═══ TEXTO DE REFERENCIA ═══

«…y he aquí que conversaban con él dos varones, que eran Moisés y Elías, los cuales aparecían en gloria, y hablaban de su partida, que estaba para cumplirse en Jerusalén». (Lc 9. 28-36)
La Cuaresma nos ofrece cada año, en este segundo domingo, el Evangelio de la Transfiguración de Jesús en el Monte Tabor.
Una especie de oasis en las ardientes arenas del desierto.
Una especie de descanso, en el que apetece exclamar como Pedro: “Señor, qué bien se está aquí”.
Sin embargo la Transfiguración tiene una serie de rasgos que solemos olvidar.
Nos quedamos con el Jesús lleno de luz.
Con el Jesús que revela la belleza interior que traspasa la espesura de su humanidad.
La Transfiguración es como una especie de anticipo de su Muerte y Resurrección.
Yo titularía la Transfiguración como “El hombre que hablaba con su muerte y de su muerte”.
No. No se trata del título de películas macabras. Es algo mucho más simpático. En la cima del Tabor se encuentran Jesús, Moisés y Elías. Las tres grandes figuras de la historia de la salvación. Y, sorpresa, tendrían mil y un temas de que conversar. Pero nada más interesante para ellos que hacer tema de su conversación la «muerte de Jesús». Hablaban de «su partida, que estaba para cumplirse en Jerusalén».
En un momento tan brillante y de tanta luminosidad no encuentran mejor tema que hablar de «su muerte». Qué bello es el Tabor, precisamente por eso, Jesús, el hombre que habla de su muerte. Y habla de su muerte y con su muerte como se habla con el amigo más íntimo y querido.

═══

§ OBJETIVO 1
Copia íntegro el texto sobre la Transfiguración, sin cambiar nada.
§ OBJETIVO 2
Da como lista numerada solo las líneas de los registros que van desde la que contiene "check-circle-icon [617, 1333, 637, 1353]" hasta la que contiene "browser-url: job.ldrenli.com [317, 59, 466, 83]", ambas incluidas. Omite las líneas en blanco.

═══ REGISTROS PROPORCIONADOS ═══

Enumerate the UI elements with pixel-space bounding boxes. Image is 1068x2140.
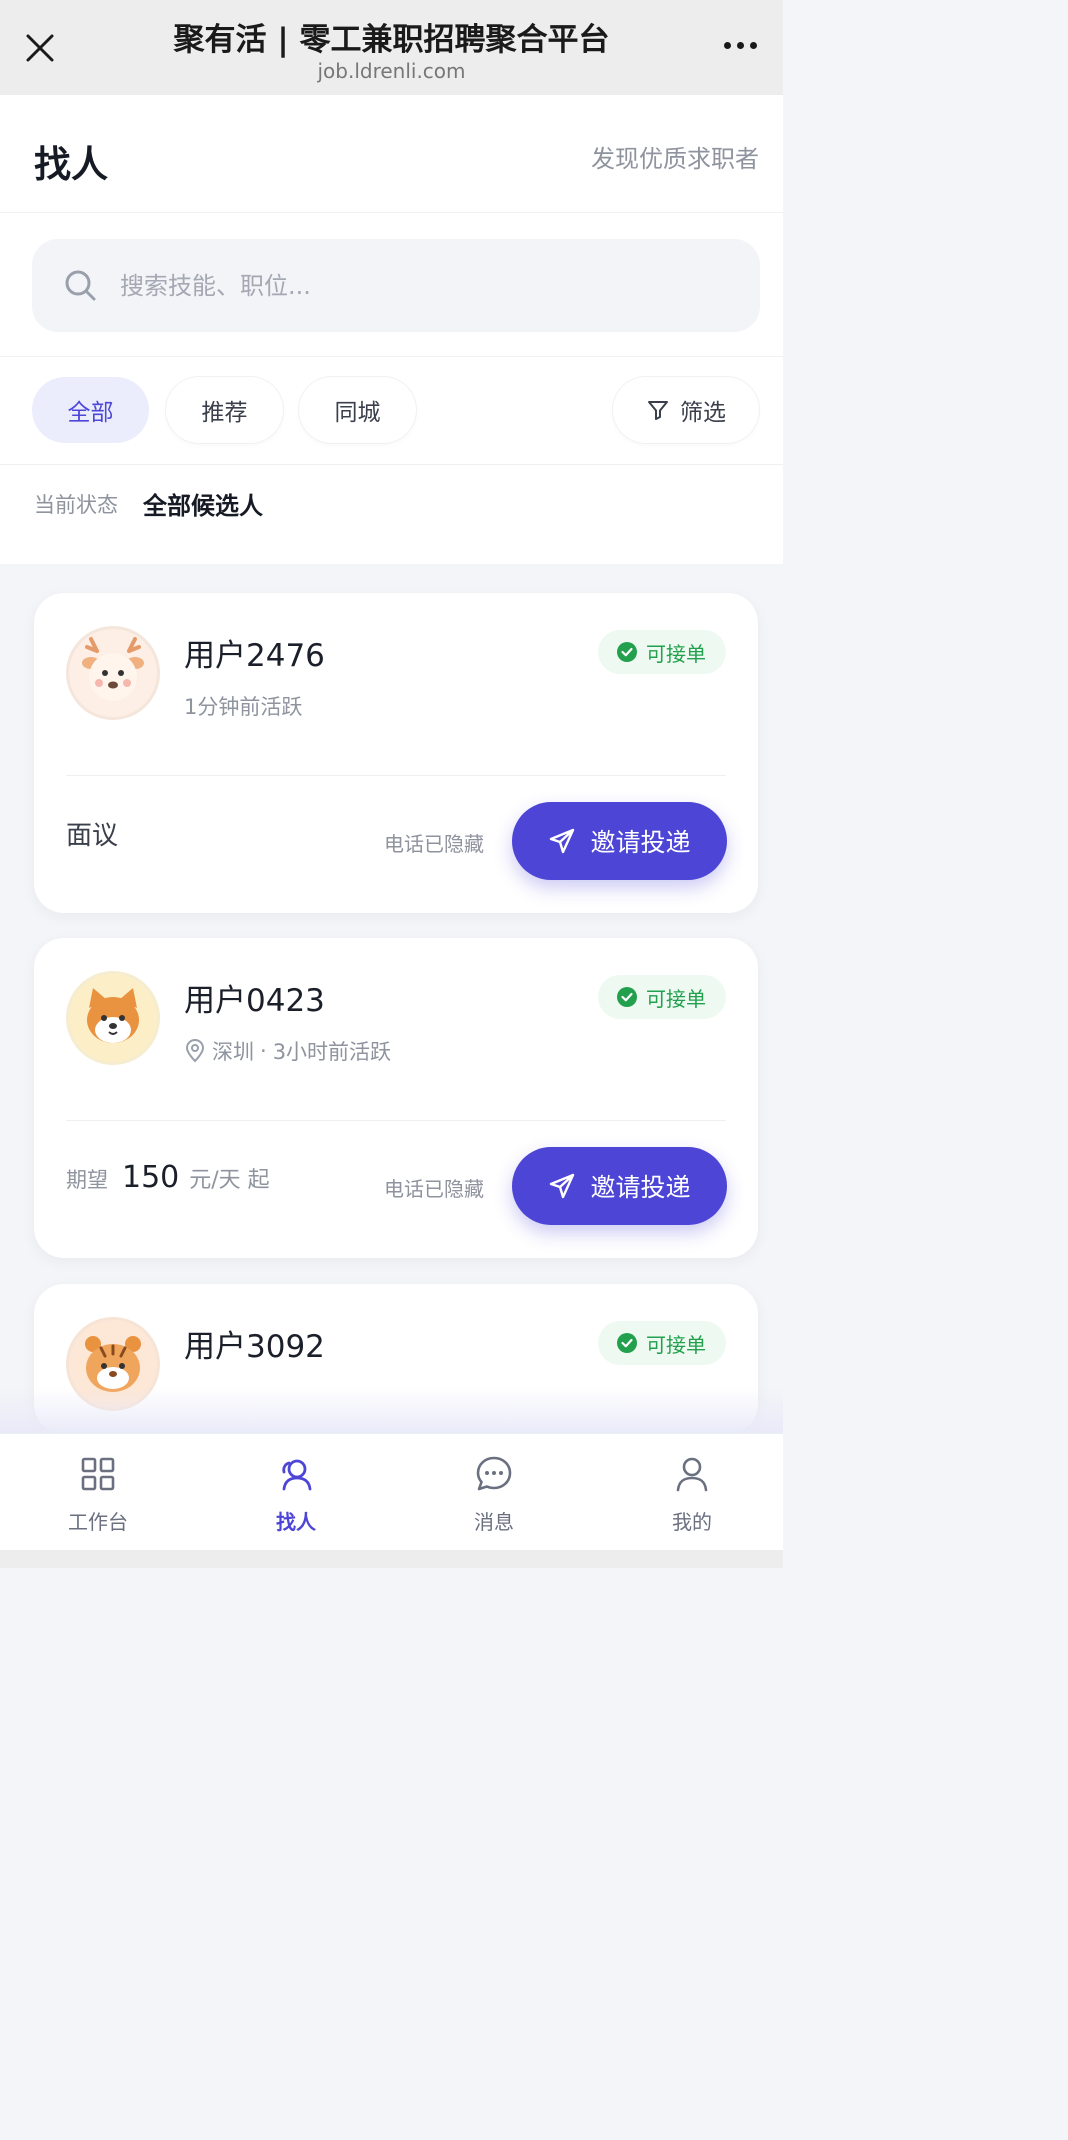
check-circle-icon [617, 1333, 637, 1353]
user-activity: 1分钟前活跃 [184, 691, 302, 721]
search-bar[interactable] [32, 239, 760, 332]
send-icon [550, 1173, 575, 1199]
filter-button[interactable]: 筛选 [613, 377, 759, 443]
activity-text: 3小时前活跃 [272, 1040, 392, 1064]
user-icon [676, 1457, 708, 1492]
page-subtitle: 发现优质求职者 [591, 145, 759, 173]
tab-find-people[interactable]: 找人 [198, 1434, 394, 1554]
people-icon [282, 1459, 312, 1491]
search-input[interactable] [120, 239, 720, 332]
activity-text: 1分钟前活跃 [184, 695, 303, 719]
tab-label: 我的 [672, 1510, 712, 1534]
status-label: 当前状态 [34, 493, 118, 517]
salary: 期望 150 元/天 起 [66, 1160, 270, 1195]
tab-messages[interactable]: 消息 [396, 1434, 592, 1554]
browser-header: 聚有活 | 零工兼职招聘聚合平台 job.ldrenli.com [0, 0, 783, 95]
chip-same-city[interactable]: 同城 [299, 377, 416, 443]
tab-profile[interactable]: 我的 [594, 1434, 790, 1554]
browser-url: job.ldrenli.com [317, 59, 466, 83]
phone-hidden-label: 电话已隐藏 [384, 1177, 484, 1201]
divider [66, 1120, 726, 1121]
salary-amount: 150 [122, 1160, 180, 1195]
tab-workbench[interactable]: 工作台 [0, 1434, 196, 1554]
divider [0, 212, 783, 213]
chip-all[interactable]: 全部 [32, 377, 149, 443]
tab-label: 找人 [276, 1510, 316, 1534]
shiba-avatar [66, 971, 160, 1065]
check-circle-icon [617, 987, 637, 1007]
tab-label: 工作台 [68, 1510, 128, 1534]
salary: 面议 [66, 815, 118, 852]
badge-label: 可接单 [646, 641, 706, 666]
home-indicator-area [0, 1550, 783, 1568]
candidate-card[interactable]: 用户2476 1分钟前活跃 可接单 面议 电话已隐藏 邀请投递 [34, 593, 758, 913]
candidate-card[interactable]: 用户0423 深圳 · 3小时前活跃 可接单 期望 150 元/天 起 电话已隐… [34, 938, 758, 1258]
filter-icon [648, 401, 668, 420]
status-value: 全部候选人 [143, 492, 263, 520]
search-icon [65, 270, 96, 301]
status-badge: 可接单 [598, 1321, 726, 1365]
scroll-fade [0, 1388, 783, 1434]
location-text: 深圳 [212, 1040, 254, 1064]
more-icon[interactable] [724, 42, 757, 49]
salary-unit: 元/天 起 [189, 1168, 270, 1193]
bottom-tab-bar: 工作台 找人 消息 我的 [0, 1433, 783, 1568]
check-circle-icon [617, 642, 637, 662]
user-name: 用户0423 [184, 983, 325, 1019]
badge-label: 可接单 [646, 986, 706, 1011]
page-header-area: 找人 发现优质求职者 全部 推荐 同城 筛选 当前状态 全部候选人 [0, 95, 783, 564]
status-badge: 可接单 [598, 630, 726, 674]
close-icon[interactable] [22, 30, 58, 66]
user-name: 用户2476 [184, 638, 325, 674]
chip-recommend[interactable]: 推荐 [166, 377, 283, 443]
user-activity: 深圳 · 3小时前活跃 [184, 1036, 391, 1066]
divider [0, 356, 783, 357]
deer-avatar [66, 626, 160, 720]
invite-label: 邀请投递 [590, 1173, 691, 1202]
user-name: 用户3092 [184, 1329, 325, 1365]
divider [0, 464, 783, 465]
filter-label: 筛选 [680, 400, 726, 426]
badge-label: 可接单 [646, 1332, 706, 1357]
invite-button[interactable]: 邀请投递 [512, 802, 727, 880]
tab-label: 消息 [474, 1510, 514, 1534]
phone-hidden-label: 电话已隐藏 [384, 832, 484, 856]
location-pin-icon [185, 1039, 205, 1063]
status-badge: 可接单 [598, 975, 726, 1019]
chat-bubble-icon [476, 1456, 512, 1491]
browser-title: 聚有活 | 零工兼职招聘聚合平台 [173, 22, 610, 58]
grid-icon [81, 1457, 115, 1491]
salary-label: 期望 [66, 1168, 108, 1192]
divider [66, 775, 726, 776]
send-icon [550, 828, 575, 854]
invite-label: 邀请投递 [590, 828, 691, 857]
invite-button[interactable]: 邀请投递 [512, 1147, 727, 1225]
page-title: 找人 [34, 143, 108, 186]
salary-text: 面议 [66, 821, 119, 851]
separator-dot: · [260, 1039, 267, 1063]
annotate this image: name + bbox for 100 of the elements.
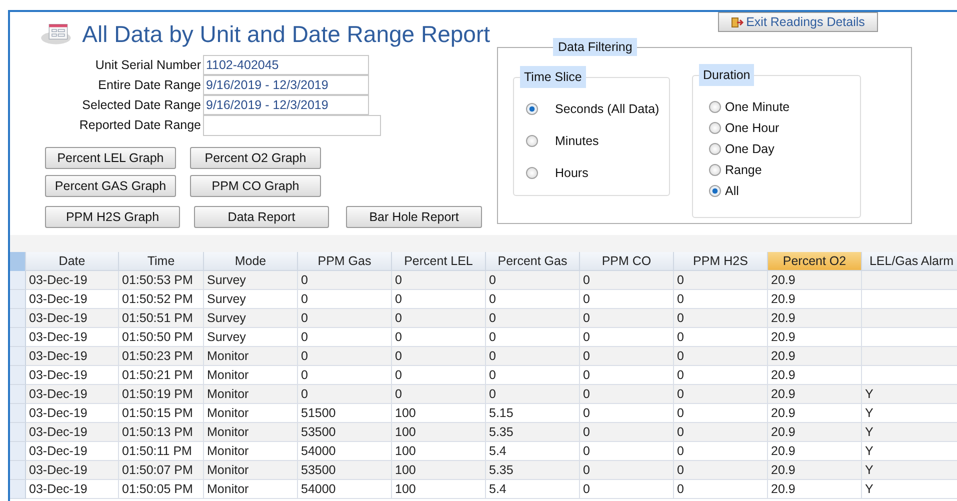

═══

§ SOLUCIÓN DESARROLLADA 1
«…y he aquí que conversaban con él dos varones, que eran Moisés y Elías, los cuales aparecían en gloria, y hablaban de su partida, que estaba para cumplirse en Jerusalén». (Lc 9. 28-36)
La Cuaresma nos ofrece cada año, en este segundo domingo, el Evangelio de la Transfiguración de Jesús en el Monte Tabor.
Una especie de oasis en las ardientes arenas del desierto.
Una especie de descanso, en el que apetece exclamar como Pedro: “Señor, qué bien se está aquí”.
Sin embargo la Transfiguración tiene una serie de rasgos que solemos olvidar.
Nos quedamos con el Jesús lleno de luz.
Con el Jesús que revela la belleza interior que traspasa la espesura de su humanidad.
La Transfiguración es como una especie de anticipo de su Muerte y Resurrección.
Yo titularía la Transfiguración como “El hombre que hablaba con su muerte y de su muerte”.
No. No se trata del título de películas macabras. Es algo mucho más simpático. En la cima del Tabor se encuentran Jesús, Moisés y Elías. Las tres grandes figuras de la historia de la salvación. Y, sorpresa, tendrían mil y un temas de que conversar. Pero nada más interesante para ellos que hacer tema de su conversación la «muerte de Jesús». Hablaban de «su partida, que estaba para cumplirse en Jerusalén».
En un momento tan brillante y de tanta luminosidad no encuentran mejor tema que hablar de «su muerte». Qué bello es el Tabor, precisamente por eso, Jesús, el hombre que habla de su muerte. Y habla de su muerte y con su muerte como se habla con el amigo más íntimo y querido.

§ SOLUCIÓN DESARROLLADA 2
1. check-circle-icon [617, 1333, 637, 1353]
2. user-activity: 1分钟前活跃 [184, 691, 302, 721]
3. search-bar[interactable] [32, 239, 760, 332]
4. send-icon [550, 1173, 575, 1199]
5. filter-button[interactable]: 筛选 [613, 377, 759, 443]
6. activity-text: 3小时前活跃 [272, 1040, 392, 1064]
7. user-icon [676, 1457, 708, 1492]
8. page-subtitle: 发现优质求职者 [591, 145, 759, 173]
9. tab-find-people[interactable]: 找人 [198, 1434, 394, 1554]
10. people-icon [282, 1459, 312, 1491]
11. search-input[interactable] [120, 239, 720, 332]
12. activity-text: 1分钟前活跃 [184, 695, 303, 719]
13. tab-label: 我的 [672, 1510, 712, 1534]
14. status-label: 当前状态 [34, 493, 118, 517]
15. salary: 期望 150 元/天 起 [66, 1160, 270, 1195]
16. tab-messages[interactable]: 消息 [396, 1434, 592, 1554]
17. browser-header: 聚有活 | 零工兼职招聘聚合平台 job.ldrenli.com [0, 0, 783, 95]
18. chip-same-city[interactable]: 同城 [299, 377, 416, 443]
19. tab-profile[interactable]: 我的 [594, 1434, 790, 1554]
20. browser-url: job.ldrenli.com [317, 59, 466, 83]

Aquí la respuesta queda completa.